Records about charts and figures
━━━━━━━━
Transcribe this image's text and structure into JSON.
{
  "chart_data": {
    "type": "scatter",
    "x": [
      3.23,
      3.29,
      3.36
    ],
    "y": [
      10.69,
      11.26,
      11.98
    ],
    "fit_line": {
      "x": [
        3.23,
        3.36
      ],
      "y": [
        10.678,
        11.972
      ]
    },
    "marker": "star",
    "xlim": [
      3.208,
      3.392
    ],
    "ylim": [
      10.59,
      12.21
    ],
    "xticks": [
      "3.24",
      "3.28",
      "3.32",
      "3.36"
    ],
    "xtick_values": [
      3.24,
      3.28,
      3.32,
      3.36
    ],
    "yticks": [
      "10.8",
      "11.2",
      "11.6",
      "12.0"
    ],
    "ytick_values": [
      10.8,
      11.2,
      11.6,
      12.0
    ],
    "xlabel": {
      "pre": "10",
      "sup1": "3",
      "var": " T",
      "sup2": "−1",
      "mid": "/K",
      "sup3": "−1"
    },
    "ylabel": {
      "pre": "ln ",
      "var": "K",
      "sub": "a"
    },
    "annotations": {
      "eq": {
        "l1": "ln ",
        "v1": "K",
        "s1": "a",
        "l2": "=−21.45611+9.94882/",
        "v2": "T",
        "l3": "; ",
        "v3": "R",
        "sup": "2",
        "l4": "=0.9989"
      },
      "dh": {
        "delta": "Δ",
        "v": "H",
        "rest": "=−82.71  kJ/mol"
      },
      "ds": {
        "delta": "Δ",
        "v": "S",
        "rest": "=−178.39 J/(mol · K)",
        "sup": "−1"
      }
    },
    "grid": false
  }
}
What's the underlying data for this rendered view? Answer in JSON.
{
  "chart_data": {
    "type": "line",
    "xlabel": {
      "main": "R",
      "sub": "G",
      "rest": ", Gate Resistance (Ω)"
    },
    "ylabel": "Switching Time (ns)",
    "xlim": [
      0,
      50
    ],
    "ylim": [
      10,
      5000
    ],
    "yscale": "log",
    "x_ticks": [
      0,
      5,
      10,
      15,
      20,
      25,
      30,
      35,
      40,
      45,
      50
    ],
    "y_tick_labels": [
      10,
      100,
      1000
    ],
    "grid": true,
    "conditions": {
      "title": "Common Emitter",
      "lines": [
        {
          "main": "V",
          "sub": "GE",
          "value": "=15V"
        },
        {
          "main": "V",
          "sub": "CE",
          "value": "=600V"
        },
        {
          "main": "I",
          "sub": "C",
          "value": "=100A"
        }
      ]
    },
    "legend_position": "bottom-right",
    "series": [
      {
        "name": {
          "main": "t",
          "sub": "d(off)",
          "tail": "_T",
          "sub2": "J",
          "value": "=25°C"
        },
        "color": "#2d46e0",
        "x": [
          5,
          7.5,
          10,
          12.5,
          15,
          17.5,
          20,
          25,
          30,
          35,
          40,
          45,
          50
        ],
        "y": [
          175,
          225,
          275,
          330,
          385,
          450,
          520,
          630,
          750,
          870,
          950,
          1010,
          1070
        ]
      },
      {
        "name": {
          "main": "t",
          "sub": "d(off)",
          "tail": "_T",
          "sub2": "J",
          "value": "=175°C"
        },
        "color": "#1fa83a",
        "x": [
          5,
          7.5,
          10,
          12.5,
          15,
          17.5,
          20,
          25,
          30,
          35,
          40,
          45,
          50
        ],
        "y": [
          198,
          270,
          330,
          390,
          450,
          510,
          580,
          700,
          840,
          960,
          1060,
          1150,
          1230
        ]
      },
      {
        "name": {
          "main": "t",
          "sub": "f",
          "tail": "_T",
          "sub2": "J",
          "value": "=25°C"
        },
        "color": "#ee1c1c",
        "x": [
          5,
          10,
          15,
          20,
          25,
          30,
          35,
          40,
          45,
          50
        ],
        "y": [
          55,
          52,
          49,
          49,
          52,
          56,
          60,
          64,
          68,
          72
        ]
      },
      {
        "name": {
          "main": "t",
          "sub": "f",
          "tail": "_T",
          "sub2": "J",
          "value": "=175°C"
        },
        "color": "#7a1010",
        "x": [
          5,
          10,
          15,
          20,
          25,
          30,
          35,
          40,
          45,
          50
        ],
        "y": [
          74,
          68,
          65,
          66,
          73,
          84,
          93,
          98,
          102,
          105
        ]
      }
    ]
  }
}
━━━━━━━━
▸ **Exercise description**: Could you transcribe the records in full, exactly?

▸ **The solution**:
Transcribe this image's text and structure into JSON.
{
  "chart_data": {
    "type": "scatter",
    "x": [
      3.23,
      3.29,
      3.36
    ],
    "y": [
      10.69,
      11.26,
      11.98
    ],
    "fit_line": {
      "x": [
        3.23,
        3.36
      ],
      "y": [
        10.678,
        11.972
      ]
    },
    "marker": "star",
    "xlim": [
      3.208,
      3.392
    ],
    "ylim": [
      10.59,
      12.21
    ],
    "xticks": [
      "3.24",
      "3.28",
      "3.32",
      "3.36"
    ],
    "xtick_values": [
      3.24,
      3.28,
      3.32,
      3.36
    ],
    "yticks": [
      "10.8",
      "11.2",
      "11.6",
      "12.0"
    ],
    "ytick_values": [
      10.8,
      11.2,
      11.6,
      12.0
    ],
    "xlabel": {
      "pre": "10",
      "sup1": "3",
      "var": " T",
      "sup2": "−1",
      "mid": "/K",
      "sup3": "−1"
    },
    "ylabel": {
      "pre": "ln ",
      "var": "K",
      "sub": "a"
    },
    "annotations": {
      "eq": {
        "l1": "ln ",
        "v1": "K",
        "s1": "a",
        "l2": "=−21.45611+9.94882/",
        "v2": "T",
        "l3": "; ",
        "v3": "R",
        "sup": "2",
        "l4": "=0.9989"
      },
      "dh": {
        "delta": "Δ",
        "v": "H",
        "rest": "=−82.71  kJ/mol"
      },
      "ds": {
        "delta": "Δ",
        "v": "S",
        "rest": "=−178.39 J/(mol · K)",
        "sup": "−1"
      }
    },
    "grid": false
  }
}
What's the underlying data for this rendered view? Answer in JSON.
{
  "chart_data": {
    "type": "line",
    "xlabel": {
      "main": "R",
      "sub": "G",
      "rest": ", Gate Resistance (Ω)"
    },
    "ylabel": "Switching Time (ns)",
    "xlim": [
      0,
      50
    ],
    "ylim": [
      10,
      5000
    ],
    "yscale": "log",
    "x_ticks": [
      0,
      5,
      10,
      15,
      20,
      25,
      30,
      35,
      40,
      45,
      50
    ],
    "y_tick_labels": [
      10,
      100,
      1000
    ],
    "grid": true,
    "conditions": {
      "title": "Common Emitter",
      "lines": [
        {
          "main": "V",
          "sub": "GE",
          "value": "=15V"
        },
        {
          "main": "V",
          "sub": "CE",
          "value": "=600V"
        },
        {
          "main": "I",
          "sub": "C",
          "value": "=100A"
        }
      ]
    },
    "legend_position": "bottom-right",
    "series": [
      {
        "name": {
          "main": "t",
          "sub": "d(off)",
          "tail": "_T",
          "sub2": "J",
          "value": "=25°C"
        },
        "color": "#2d46e0",
        "x": [
          5,
          7.5,
          10,
          12.5,
          15,
          17.5,
          20,
          25,
          30,
          35,
          40,
          45,
          50
        ],
        "y": [
          175,
          225,
          275,
          330,
          385,
          450,
          520,
          630,
          750,
          870,
          950,
          1010,
          1070
        ]
      },
      {
        "name": {
          "main": "t",
          "sub": "d(off)",
          "tail": "_T",
          "sub2": "J",
          "value": "=175°C"
        },
        "color": "#1fa83a",
        "x": [
          5,
          7.5,
          10,
          12.5,
          15,
          17.5,
          20,
          25,
          30,
          35,
          40,
          45,
          50
        ],
        "y": [
          198,
          270,
          330,
          390,
          450,
          510,
          580,
          700,
          840,
          960,
          1060,
          1150,
          1230
        ]
      },
      {
        "name": {
          "main": "t",
          "sub": "f",
          "tail": "_T",
          "sub2": "J",
          "value": "=25°C"
        },
        "color": "#ee1c1c",
        "x": [
          5,
          10,
          15,
          20,
          25,
          30,
          35,
          40,
          45,
          50
        ],
        "y": [
          55,
          52,
          49,
          49,
          52,
          56,
          60,
          64,
          68,
          72
        ]
      },
      {
        "name": {
          "main": "t",
          "sub": "f",
          "tail": "_T",
          "sub2": "J",
          "value": "=175°C"
        },
        "color": "#7a1010",
        "x": [
          5,
          10,
          15,
          20,
          25,
          30,
          35,
          40,
          45,
          50
        ],
        "y": [
          74,
          68,
          65,
          66,
          73,
          84,
          93,
          98,
          102,
          105
        ]
      }
    ]
  }
}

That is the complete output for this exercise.